___ Given records

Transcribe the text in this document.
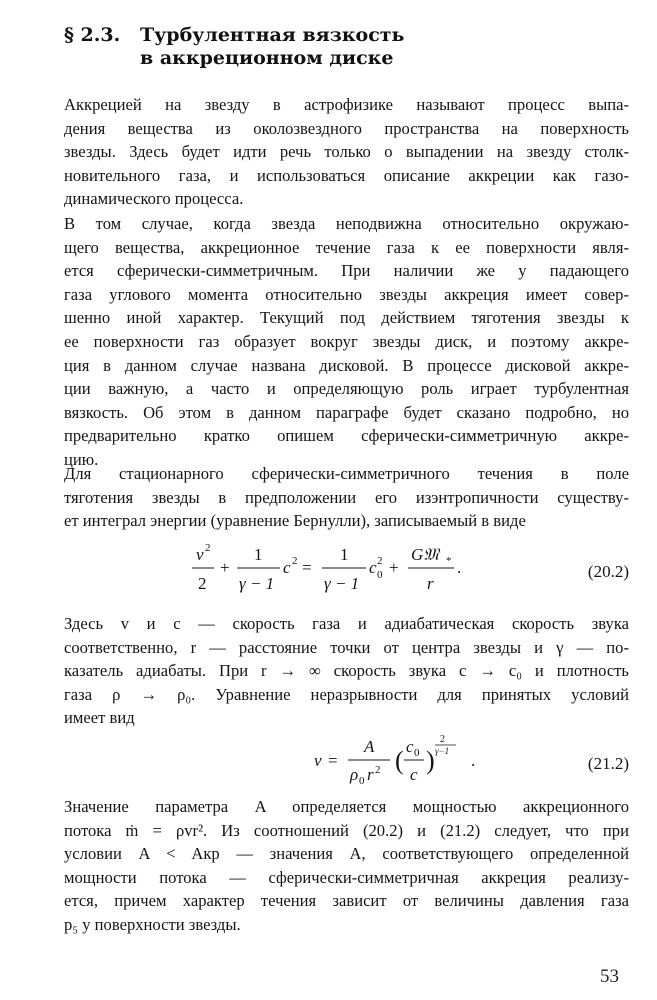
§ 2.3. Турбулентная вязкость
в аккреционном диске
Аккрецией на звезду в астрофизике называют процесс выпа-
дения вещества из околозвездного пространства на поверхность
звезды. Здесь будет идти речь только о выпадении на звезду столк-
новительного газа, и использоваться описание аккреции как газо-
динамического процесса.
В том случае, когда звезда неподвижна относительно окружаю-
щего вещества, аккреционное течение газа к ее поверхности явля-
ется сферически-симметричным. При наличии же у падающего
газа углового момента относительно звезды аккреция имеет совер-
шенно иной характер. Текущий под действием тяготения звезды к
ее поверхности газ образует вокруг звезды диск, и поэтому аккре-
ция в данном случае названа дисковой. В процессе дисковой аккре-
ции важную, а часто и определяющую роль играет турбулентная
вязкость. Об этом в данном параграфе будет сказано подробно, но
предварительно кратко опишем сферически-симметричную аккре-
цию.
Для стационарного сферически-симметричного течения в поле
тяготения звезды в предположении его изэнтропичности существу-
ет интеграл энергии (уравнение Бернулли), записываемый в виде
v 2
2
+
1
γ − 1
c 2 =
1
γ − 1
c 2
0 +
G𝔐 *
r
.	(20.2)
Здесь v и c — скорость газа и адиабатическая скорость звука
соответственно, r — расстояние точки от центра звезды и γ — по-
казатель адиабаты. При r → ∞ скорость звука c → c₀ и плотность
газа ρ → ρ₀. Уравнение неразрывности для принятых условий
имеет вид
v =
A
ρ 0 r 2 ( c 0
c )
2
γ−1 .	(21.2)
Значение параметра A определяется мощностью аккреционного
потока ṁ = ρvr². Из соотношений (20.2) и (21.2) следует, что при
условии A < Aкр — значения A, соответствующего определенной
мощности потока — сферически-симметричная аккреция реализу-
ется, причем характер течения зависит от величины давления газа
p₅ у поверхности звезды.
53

______

Work to complete:
Word for word, quote the lines above. Omit the pictures.

Exercise solution:
Transcribe the text in this document.
§ 2.3. Турбулентная вязкость
в аккреционном диске
Аккрецией на звезду в астрофизике называют процесс выпа-
дения вещества из околозвездного пространства на поверхность
звезды. Здесь будет идти речь только о выпадении на звезду столк-
новительного газа, и использоваться описание аккреции как газо-
динамического процесса.
В том случае, когда звезда неподвижна относительно окружаю-
щего вещества, аккреционное течение газа к ее поверхности явля-
ется сферически-симметричным. При наличии же у падающего
газа углового момента относительно звезды аккреция имеет совер-
шенно иной характер. Текущий под действием тяготения звезды к
ее поверхности газ образует вокруг звезды диск, и поэтому аккре-
ция в данном случае названа дисковой. В процессе дисковой аккре-
ции важную, а часто и определяющую роль играет турбулентная
вязкость. Об этом в данном параграфе будет сказано подробно, но
предварительно кратко опишем сферически-симметричную аккре-
цию.
Для стационарного сферически-симметричного течения в поле
тяготения звезды в предположении его изэнтропичности существу-
ет интеграл энергии (уравнение Бернулли), записываемый в виде
v 2
2
+
1
γ − 1
c 2 =
1
γ − 1
c 2
0 +
G𝔐 *
r
.	(20.2)
Здесь v и c — скорость газа и адиабатическая скорость звука
соответственно, r — расстояние точки от центра звезды и γ — по-
казатель адиабаты. При r → ∞ скорость звука c → c₀ и плотность
газа ρ → ρ₀. Уравнение неразрывности для принятых условий
имеет вид
v =
A
ρ 0 r 2 ( c 0
c )
2
γ−1 .	(21.2)
Значение параметра A определяется мощностью аккреционного
потока ṁ = ρvr². Из соотношений (20.2) и (21.2) следует, что при
условии A < Aкр — значения A, соответствующего определенной
мощности потока — сферически-симметричная аккреция реализу-
ется, причем характер течения зависит от величины давления газа
p₅ у поверхности звезды.
53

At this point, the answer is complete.